## STATED GOAL
Scan the listing below and copy every line holding "½gt²".

Data excerpts:
· · · ·

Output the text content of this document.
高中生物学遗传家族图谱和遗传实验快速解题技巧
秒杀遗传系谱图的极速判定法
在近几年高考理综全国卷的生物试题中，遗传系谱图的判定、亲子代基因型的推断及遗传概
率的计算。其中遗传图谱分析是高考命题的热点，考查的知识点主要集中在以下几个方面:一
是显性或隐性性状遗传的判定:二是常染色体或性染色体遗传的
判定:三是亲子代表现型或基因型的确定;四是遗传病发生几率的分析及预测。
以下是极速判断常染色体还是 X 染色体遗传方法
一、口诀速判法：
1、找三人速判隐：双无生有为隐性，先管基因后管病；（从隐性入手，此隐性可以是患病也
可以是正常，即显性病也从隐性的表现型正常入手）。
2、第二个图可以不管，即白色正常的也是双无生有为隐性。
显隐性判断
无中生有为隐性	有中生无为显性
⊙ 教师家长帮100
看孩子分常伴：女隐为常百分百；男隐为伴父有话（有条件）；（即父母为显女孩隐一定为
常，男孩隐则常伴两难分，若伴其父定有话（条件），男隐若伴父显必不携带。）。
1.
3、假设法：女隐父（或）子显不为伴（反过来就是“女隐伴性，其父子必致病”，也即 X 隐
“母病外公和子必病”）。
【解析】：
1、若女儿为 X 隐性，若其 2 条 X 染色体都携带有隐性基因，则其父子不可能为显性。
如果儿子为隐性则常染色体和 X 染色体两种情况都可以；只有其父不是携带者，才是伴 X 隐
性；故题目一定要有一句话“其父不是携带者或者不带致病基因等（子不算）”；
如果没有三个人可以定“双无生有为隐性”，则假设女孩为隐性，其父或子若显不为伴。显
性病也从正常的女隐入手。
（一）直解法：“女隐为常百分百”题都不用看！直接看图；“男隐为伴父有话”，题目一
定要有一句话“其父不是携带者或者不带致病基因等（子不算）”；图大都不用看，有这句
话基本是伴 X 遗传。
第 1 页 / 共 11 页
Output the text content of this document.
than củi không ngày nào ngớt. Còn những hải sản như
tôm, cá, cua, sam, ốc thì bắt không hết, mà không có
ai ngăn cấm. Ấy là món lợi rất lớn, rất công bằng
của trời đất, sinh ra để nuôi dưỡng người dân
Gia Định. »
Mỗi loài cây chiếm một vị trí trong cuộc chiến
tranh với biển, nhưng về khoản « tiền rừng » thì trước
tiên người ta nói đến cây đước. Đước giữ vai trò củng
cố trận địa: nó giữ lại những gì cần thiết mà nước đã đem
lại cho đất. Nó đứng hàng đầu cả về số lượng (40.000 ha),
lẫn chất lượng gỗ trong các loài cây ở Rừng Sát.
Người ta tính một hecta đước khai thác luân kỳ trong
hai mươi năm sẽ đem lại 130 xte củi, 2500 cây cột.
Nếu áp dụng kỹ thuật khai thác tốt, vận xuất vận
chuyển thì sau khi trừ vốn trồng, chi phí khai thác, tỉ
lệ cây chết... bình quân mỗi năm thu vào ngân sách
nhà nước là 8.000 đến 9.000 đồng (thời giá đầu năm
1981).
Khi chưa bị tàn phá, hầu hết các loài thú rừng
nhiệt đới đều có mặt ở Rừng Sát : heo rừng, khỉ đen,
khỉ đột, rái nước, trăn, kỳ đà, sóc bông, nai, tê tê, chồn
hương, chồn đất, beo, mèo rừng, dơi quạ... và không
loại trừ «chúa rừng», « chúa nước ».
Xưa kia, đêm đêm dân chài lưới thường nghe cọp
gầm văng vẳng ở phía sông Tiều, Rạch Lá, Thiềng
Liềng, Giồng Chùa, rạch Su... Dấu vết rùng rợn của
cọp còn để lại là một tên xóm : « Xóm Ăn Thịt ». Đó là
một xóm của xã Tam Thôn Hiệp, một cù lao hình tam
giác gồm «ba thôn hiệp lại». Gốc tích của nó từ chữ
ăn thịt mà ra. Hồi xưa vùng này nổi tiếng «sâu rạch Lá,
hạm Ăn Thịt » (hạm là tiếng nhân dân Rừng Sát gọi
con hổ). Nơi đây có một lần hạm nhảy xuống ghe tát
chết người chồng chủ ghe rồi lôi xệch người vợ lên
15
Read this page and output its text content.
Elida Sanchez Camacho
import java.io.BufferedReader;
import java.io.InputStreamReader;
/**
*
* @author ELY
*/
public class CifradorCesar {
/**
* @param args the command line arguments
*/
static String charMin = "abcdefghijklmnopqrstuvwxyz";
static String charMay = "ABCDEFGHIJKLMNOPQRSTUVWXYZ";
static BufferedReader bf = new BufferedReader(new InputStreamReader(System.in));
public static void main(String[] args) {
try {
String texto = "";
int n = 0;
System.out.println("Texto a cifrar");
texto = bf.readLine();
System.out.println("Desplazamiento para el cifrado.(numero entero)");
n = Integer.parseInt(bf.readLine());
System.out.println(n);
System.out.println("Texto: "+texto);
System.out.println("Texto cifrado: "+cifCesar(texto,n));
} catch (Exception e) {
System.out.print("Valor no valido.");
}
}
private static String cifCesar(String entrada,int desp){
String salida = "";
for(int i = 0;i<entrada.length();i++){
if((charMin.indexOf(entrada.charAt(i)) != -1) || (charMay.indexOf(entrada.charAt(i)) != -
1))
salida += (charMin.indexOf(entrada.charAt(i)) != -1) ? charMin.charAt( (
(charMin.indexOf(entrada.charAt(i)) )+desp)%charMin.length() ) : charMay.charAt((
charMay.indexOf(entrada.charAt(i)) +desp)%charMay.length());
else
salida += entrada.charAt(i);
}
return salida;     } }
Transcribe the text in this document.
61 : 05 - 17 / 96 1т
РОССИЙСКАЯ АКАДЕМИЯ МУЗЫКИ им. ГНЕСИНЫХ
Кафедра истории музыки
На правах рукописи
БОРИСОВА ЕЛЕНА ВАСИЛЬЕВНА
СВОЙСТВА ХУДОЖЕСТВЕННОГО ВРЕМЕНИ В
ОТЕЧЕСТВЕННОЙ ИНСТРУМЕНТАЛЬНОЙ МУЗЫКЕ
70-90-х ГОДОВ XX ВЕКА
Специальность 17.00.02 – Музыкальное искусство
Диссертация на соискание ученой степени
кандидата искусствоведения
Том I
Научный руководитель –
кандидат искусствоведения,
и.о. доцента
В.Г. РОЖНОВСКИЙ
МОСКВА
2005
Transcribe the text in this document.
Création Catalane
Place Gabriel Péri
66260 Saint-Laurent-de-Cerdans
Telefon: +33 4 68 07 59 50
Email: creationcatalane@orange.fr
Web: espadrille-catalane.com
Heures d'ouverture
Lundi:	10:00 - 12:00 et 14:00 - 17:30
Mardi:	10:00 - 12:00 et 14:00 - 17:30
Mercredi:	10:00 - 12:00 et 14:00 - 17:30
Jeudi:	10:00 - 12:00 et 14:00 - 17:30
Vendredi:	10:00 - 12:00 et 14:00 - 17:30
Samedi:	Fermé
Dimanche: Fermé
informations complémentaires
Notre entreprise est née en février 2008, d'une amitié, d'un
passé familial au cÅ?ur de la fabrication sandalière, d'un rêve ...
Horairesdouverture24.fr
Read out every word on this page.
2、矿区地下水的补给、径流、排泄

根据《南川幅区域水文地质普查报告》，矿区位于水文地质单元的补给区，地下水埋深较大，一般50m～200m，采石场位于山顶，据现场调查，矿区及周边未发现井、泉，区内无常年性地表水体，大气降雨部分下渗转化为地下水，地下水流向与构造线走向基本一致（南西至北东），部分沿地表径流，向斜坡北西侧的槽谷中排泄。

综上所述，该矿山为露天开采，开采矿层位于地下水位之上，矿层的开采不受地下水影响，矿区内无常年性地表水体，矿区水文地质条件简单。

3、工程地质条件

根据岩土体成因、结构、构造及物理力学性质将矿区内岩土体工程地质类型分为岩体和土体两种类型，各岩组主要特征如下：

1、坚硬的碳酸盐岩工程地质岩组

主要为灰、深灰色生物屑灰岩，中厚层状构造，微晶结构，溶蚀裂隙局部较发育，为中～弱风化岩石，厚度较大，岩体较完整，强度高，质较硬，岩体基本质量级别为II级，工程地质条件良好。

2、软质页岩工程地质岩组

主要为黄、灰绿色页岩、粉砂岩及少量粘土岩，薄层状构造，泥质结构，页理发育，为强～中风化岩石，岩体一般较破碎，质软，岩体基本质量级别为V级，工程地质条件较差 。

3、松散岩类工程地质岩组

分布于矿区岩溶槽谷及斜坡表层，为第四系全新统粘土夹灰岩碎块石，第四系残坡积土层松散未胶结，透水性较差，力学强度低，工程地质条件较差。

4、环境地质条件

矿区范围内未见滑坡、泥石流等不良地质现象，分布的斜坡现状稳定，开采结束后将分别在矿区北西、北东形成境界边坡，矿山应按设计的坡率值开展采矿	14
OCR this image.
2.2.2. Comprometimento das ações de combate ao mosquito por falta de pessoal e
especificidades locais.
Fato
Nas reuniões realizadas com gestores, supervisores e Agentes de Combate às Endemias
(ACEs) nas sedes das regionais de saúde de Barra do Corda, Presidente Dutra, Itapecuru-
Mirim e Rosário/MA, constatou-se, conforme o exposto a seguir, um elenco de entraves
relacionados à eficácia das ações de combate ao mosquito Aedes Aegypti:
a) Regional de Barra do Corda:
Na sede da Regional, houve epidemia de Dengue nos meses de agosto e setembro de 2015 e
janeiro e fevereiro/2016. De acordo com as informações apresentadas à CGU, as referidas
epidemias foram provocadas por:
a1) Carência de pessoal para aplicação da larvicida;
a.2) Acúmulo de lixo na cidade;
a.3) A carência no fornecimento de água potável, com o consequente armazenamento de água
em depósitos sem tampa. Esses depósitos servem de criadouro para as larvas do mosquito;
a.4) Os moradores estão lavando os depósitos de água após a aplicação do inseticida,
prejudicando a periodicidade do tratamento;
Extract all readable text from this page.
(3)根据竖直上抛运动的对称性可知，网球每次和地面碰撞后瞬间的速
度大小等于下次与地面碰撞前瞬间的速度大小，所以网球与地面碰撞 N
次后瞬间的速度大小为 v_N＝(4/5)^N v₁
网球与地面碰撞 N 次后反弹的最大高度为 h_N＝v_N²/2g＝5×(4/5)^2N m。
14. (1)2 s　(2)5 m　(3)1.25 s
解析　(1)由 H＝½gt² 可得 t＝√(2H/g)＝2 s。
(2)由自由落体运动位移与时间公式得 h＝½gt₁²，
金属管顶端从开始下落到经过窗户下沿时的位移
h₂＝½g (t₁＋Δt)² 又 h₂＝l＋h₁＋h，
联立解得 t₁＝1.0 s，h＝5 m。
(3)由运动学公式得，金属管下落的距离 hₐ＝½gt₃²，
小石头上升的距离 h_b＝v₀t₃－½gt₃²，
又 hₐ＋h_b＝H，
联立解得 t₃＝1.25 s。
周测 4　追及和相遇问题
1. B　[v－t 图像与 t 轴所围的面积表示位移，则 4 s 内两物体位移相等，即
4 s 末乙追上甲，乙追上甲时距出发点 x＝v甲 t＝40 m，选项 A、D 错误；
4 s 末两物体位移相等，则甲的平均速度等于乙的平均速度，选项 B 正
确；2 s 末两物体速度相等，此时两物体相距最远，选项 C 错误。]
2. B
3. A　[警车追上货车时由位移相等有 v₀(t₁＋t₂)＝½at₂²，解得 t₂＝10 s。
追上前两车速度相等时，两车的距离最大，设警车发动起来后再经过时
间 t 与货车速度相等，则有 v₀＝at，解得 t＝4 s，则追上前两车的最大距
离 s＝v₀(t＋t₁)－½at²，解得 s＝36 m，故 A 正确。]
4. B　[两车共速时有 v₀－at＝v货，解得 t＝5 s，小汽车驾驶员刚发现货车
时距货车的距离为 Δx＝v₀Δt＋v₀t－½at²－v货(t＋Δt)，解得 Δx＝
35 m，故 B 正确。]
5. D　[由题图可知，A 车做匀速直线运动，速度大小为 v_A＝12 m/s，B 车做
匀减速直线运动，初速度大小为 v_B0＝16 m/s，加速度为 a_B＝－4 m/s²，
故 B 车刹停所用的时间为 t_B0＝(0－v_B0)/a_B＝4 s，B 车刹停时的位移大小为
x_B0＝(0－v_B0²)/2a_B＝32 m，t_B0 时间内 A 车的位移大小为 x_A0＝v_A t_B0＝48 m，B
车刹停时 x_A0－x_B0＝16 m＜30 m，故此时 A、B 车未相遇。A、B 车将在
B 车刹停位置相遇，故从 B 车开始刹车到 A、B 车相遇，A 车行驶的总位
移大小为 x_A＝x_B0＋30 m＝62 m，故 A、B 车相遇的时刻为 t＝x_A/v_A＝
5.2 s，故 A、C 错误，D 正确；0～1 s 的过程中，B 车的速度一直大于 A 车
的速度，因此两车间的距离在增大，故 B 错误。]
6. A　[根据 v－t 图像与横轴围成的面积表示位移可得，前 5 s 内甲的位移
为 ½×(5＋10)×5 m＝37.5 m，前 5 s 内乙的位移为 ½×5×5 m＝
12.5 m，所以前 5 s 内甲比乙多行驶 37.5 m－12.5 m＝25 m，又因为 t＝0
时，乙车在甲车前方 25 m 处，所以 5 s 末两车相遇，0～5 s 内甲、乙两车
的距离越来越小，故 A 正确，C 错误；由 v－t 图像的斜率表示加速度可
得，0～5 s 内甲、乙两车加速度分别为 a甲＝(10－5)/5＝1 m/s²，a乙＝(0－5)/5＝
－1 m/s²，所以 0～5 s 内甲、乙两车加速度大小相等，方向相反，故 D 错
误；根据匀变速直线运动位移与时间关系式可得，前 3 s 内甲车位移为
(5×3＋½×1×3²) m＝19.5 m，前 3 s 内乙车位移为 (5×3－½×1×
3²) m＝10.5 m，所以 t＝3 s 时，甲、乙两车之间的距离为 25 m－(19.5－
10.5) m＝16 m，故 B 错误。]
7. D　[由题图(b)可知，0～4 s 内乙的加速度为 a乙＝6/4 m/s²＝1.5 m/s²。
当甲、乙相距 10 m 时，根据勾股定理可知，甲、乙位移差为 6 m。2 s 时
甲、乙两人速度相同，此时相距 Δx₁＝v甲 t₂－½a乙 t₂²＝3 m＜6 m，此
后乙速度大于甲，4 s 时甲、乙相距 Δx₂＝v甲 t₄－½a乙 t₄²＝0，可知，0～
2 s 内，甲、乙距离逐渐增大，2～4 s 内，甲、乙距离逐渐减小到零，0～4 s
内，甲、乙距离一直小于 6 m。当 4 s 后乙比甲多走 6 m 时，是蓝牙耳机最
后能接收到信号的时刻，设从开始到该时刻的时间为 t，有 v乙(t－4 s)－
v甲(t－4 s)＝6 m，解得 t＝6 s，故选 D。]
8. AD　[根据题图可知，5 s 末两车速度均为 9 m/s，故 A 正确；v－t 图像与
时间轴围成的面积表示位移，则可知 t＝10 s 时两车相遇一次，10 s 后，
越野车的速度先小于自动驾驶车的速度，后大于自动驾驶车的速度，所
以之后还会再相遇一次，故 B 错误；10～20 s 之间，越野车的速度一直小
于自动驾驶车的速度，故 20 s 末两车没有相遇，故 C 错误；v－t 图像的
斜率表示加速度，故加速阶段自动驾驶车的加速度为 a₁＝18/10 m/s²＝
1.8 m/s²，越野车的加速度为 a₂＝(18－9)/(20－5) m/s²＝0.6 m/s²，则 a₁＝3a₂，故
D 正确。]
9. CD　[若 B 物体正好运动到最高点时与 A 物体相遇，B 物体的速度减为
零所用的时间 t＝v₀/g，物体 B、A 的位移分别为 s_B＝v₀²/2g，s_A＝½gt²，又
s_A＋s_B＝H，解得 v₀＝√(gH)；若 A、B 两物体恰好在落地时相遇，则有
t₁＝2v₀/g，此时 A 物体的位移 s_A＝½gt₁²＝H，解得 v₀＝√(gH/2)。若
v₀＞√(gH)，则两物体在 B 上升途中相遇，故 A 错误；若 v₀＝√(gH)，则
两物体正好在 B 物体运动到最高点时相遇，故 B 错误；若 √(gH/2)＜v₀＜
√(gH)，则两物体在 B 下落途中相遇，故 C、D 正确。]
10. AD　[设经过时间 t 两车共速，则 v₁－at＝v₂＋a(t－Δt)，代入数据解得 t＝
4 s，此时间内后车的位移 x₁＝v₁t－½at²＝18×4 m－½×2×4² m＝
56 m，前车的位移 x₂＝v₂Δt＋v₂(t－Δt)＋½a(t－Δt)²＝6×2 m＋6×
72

· · · ·

## SOLUTION FOR THIS PROBLEM
解析　(1)由 H＝½gt² 可得 t＝√(2H/g)＝2 s。
零所用的时间 t＝v₀/g，物体 B、A 的位移分别为 s_B＝v₀²/2g，s_A＝½gt²，又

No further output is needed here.